### Objective
Each line below should be quoted exactly, please.

A run of records

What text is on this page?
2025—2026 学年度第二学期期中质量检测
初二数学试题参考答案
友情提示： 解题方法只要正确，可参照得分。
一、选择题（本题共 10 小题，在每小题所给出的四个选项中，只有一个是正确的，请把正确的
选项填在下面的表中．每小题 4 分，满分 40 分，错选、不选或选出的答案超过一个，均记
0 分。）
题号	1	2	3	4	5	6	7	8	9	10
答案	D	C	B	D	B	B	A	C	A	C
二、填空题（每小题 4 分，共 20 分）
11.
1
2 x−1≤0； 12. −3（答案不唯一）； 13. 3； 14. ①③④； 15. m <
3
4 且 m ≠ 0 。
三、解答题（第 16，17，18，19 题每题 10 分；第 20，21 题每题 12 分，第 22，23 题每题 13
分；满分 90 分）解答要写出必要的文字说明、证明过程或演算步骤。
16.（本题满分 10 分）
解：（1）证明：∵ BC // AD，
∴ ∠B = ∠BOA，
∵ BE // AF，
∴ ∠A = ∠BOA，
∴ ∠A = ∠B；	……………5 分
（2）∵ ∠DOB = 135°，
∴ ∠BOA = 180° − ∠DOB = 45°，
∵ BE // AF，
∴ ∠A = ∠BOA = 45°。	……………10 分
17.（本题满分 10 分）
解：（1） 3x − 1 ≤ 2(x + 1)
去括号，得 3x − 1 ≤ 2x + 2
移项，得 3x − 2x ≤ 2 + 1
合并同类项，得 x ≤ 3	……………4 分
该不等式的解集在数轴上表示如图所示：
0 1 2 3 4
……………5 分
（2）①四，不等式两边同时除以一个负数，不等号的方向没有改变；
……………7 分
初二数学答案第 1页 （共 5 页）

### Written response
What text is on this page?
2025—2026 学年度第二学期期中质量检测
初二数学试题参考答案
友情提示： 解题方法只要正确，可参照得分。
一、选择题（本题共 10 小题，在每小题所给出的四个选项中，只有一个是正确的，请把正确的
选项填在下面的表中．每小题 4 分，满分 40 分，错选、不选或选出的答案超过一个，均记
0 分。）
题号	1	2	3	4	5	6	7	8	9	10
答案	D	C	B	D	B	B	A	C	A	C
二、填空题（每小题 4 分，共 20 分）
11.
1
2 x−1≤0； 12. −3（答案不唯一）； 13. 3； 14. ①③④； 15. m <
3
4 且 m ≠ 0 。
三、解答题（第 16，17，18，19 题每题 10 分；第 20，21 题每题 12 分，第 22，23 题每题 13
分；满分 90 分）解答要写出必要的文字说明、证明过程或演算步骤。
16.（本题满分 10 分）
解：（1）证明：∵ BC // AD，
∴ ∠B = ∠BOA，
∵ BE // AF，
∴ ∠A = ∠BOA，
∴ ∠A = ∠B；	……………5 分
（2）∵ ∠DOB = 135°，
∴ ∠BOA = 180° − ∠DOB = 45°，
∵ BE // AF，
∴ ∠A = ∠BOA = 45°。	……………10 分
17.（本题满分 10 分）
解：（1） 3x − 1 ≤ 2(x + 1)
去括号，得 3x − 1 ≤ 2x + 2
移项，得 3x − 2x ≤ 2 + 1
合并同类项，得 x ≤ 3	……………4 分
该不等式的解集在数轴上表示如图所示：
0 1 2 3 4
……………5 分
（2）①四，不等式两边同时除以一个负数，不等号的方向没有改变；
……………7 分
初二数学答案第 1页 （共 5 页）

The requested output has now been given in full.